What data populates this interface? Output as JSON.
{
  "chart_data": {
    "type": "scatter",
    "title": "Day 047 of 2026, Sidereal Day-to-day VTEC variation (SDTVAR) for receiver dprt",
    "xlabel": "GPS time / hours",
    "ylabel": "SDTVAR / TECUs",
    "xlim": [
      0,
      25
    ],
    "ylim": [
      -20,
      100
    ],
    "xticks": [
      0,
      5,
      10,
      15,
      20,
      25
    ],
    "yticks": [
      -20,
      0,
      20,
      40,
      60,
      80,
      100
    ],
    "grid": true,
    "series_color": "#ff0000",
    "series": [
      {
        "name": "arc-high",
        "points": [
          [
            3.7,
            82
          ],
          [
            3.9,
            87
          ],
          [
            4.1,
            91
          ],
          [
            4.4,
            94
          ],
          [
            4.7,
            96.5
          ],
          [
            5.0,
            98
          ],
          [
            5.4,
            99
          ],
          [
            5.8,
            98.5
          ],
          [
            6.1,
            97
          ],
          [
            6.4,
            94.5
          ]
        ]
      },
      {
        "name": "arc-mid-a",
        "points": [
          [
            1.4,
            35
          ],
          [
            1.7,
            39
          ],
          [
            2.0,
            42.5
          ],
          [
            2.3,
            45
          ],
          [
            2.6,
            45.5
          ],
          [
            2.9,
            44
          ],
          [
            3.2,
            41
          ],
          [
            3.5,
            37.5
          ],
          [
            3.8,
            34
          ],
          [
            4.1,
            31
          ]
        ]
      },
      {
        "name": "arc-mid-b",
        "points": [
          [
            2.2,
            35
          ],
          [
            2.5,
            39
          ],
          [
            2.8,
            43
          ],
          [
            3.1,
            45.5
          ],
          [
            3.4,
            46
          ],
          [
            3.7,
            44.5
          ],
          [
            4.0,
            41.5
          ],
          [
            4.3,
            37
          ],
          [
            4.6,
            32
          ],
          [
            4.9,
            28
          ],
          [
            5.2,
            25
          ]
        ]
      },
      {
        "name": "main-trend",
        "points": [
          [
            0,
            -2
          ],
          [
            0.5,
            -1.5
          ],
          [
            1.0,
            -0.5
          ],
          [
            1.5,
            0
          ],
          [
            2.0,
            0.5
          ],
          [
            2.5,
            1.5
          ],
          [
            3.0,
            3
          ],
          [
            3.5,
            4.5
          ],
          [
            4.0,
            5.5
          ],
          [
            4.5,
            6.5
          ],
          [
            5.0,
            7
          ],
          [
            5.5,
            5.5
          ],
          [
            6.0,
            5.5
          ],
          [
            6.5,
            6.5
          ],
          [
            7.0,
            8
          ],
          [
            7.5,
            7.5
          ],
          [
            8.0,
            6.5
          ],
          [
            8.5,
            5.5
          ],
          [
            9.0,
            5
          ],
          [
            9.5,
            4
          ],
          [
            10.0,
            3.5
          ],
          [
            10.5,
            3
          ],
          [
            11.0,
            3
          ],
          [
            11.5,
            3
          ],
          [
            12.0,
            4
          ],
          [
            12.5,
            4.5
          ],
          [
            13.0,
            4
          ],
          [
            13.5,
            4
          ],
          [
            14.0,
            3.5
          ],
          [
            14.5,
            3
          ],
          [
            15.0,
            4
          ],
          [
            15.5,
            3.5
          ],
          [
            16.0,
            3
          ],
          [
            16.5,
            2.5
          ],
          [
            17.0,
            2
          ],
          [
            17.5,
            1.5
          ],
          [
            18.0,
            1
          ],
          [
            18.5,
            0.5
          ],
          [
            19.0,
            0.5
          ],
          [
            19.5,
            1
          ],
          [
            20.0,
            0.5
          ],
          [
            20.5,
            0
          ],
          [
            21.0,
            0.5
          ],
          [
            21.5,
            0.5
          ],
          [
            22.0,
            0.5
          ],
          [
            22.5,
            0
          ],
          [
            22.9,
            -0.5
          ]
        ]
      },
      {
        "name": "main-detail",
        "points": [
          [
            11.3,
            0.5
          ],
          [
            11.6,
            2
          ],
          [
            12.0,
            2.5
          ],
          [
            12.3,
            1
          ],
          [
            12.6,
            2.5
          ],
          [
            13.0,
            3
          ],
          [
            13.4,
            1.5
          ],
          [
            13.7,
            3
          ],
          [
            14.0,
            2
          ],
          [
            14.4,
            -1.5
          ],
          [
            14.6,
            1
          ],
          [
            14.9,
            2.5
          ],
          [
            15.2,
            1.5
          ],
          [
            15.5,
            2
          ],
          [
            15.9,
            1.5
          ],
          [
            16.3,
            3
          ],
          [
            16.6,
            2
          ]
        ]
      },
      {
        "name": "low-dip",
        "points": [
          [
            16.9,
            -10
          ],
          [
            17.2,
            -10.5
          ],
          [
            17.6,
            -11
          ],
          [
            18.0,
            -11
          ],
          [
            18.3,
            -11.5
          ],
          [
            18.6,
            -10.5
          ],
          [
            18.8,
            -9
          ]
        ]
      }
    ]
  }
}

**Short problem**.
Restate every record exactly, leaving nothing out.

**Answer to this task**.
What data populates this interface? Output as JSON.
{
  "chart_data": {
    "type": "scatter",
    "title": "Day 047 of 2026, Sidereal Day-to-day VTEC variation (SDTVAR) for receiver dprt",
    "xlabel": "GPS time / hours",
    "ylabel": "SDTVAR / TECUs",
    "xlim": [
      0,
      25
    ],
    "ylim": [
      -20,
      100
    ],
    "xticks": [
      0,
      5,
      10,
      15,
      20,
      25
    ],
    "yticks": [
      -20,
      0,
      20,
      40,
      60,
      80,
      100
    ],
    "grid": true,
    "series_color": "#ff0000",
    "series": [
      {
        "name": "arc-high",
        "points": [
          [
            3.7,
            82
          ],
          [
            3.9,
            87
          ],
          [
            4.1,
            91
          ],
          [
            4.4,
            94
          ],
          [
            4.7,
            96.5
          ],
          [
            5.0,
            98
          ],
          [
            5.4,
            99
          ],
          [
            5.8,
            98.5
          ],
          [
            6.1,
            97
          ],
          [
            6.4,
            94.5
          ]
        ]
      },
      {
        "name": "arc-mid-a",
        "points": [
          [
            1.4,
            35
          ],
          [
            1.7,
            39
          ],
          [
            2.0,
            42.5
          ],
          [
            2.3,
            45
          ],
          [
            2.6,
            45.5
          ],
          [
            2.9,
            44
          ],
          [
            3.2,
            41
          ],
          [
            3.5,
            37.5
          ],
          [
            3.8,
            34
          ],
          [
            4.1,
            31
          ]
        ]
      },
      {
        "name": "arc-mid-b",
        "points": [
          [
            2.2,
            35
          ],
          [
            2.5,
            39
          ],
          [
            2.8,
            43
          ],
          [
            3.1,
            45.5
          ],
          [
            3.4,
            46
          ],
          [
            3.7,
            44.5
          ],
          [
            4.0,
            41.5
          ],
          [
            4.3,
            37
          ],
          [
            4.6,
            32
          ],
          [
            4.9,
            28
          ],
          [
            5.2,
            25
          ]
        ]
      },
      {
        "name": "main-trend",
        "points": [
          [
            0,
            -2
          ],
          [
            0.5,
            -1.5
          ],
          [
            1.0,
            -0.5
          ],
          [
            1.5,
            0
          ],
          [
            2.0,
            0.5
          ],
          [
            2.5,
            1.5
          ],
          [
            3.0,
            3
          ],
          [
            3.5,
            4.5
          ],
          [
            4.0,
            5.5
          ],
          [
            4.5,
            6.5
          ],
          [
            5.0,
            7
          ],
          [
            5.5,
            5.5
          ],
          [
            6.0,
            5.5
          ],
          [
            6.5,
            6.5
          ],
          [
            7.0,
            8
          ],
          [
            7.5,
            7.5
          ],
          [
            8.0,
            6.5
          ],
          [
            8.5,
            5.5
          ],
          [
            9.0,
            5
          ],
          [
            9.5,
            4
          ],
          [
            10.0,
            3.5
          ],
          [
            10.5,
            3
          ],
          [
            11.0,
            3
          ],
          [
            11.5,
            3
          ],
          [
            12.0,
            4
          ],
          [
            12.5,
            4.5
          ],
          [
            13.0,
            4
          ],
          [
            13.5,
            4
          ],
          [
            14.0,
            3.5
          ],
          [
            14.5,
            3
          ],
          [
            15.0,
            4
          ],
          [
            15.5,
            3.5
          ],
          [
            16.0,
            3
          ],
          [
            16.5,
            2.5
          ],
          [
            17.0,
            2
          ],
          [
            17.5,
            1.5
          ],
          [
            18.0,
            1
          ],
          [
            18.5,
            0.5
          ],
          [
            19.0,
            0.5
          ],
          [
            19.5,
            1
          ],
          [
            20.0,
            0.5
          ],
          [
            20.5,
            0
          ],
          [
            21.0,
            0.5
          ],
          [
            21.5,
            0.5
          ],
          [
            22.0,
            0.5
          ],
          [
            22.5,
            0
          ],
          [
            22.9,
            -0.5
          ]
        ]
      },
      {
        "name": "main-detail",
        "points": [
          [
            11.3,
            0.5
          ],
          [
            11.6,
            2
          ],
          [
            12.0,
            2.5
          ],
          [
            12.3,
            1
          ],
          [
            12.6,
            2.5
          ],
          [
            13.0,
            3
          ],
          [
            13.4,
            1.5
          ],
          [
            13.7,
            3
          ],
          [
            14.0,
            2
          ],
          [
            14.4,
            -1.5
          ],
          [
            14.6,
            1
          ],
          [
            14.9,
            2.5
          ],
          [
            15.2,
            1.5
          ],
          [
            15.5,
            2
          ],
          [
            15.9,
            1.5
          ],
          [
            16.3,
            3
          ],
          [
            16.6,
            2
          ]
        ]
      },
      {
        "name": "low-dip",
        "points": [
          [
            16.9,
            -10
          ],
          [
            17.2,
            -10.5
          ],
          [
            17.6,
            -11
          ],
          [
            18.0,
            -11
          ],
          [
            18.3,
            -11.5
          ],
          [
            18.6,
            -10.5
          ],
          [
            18.8,
            -9
          ]
        ]
      }
    ]
  }
}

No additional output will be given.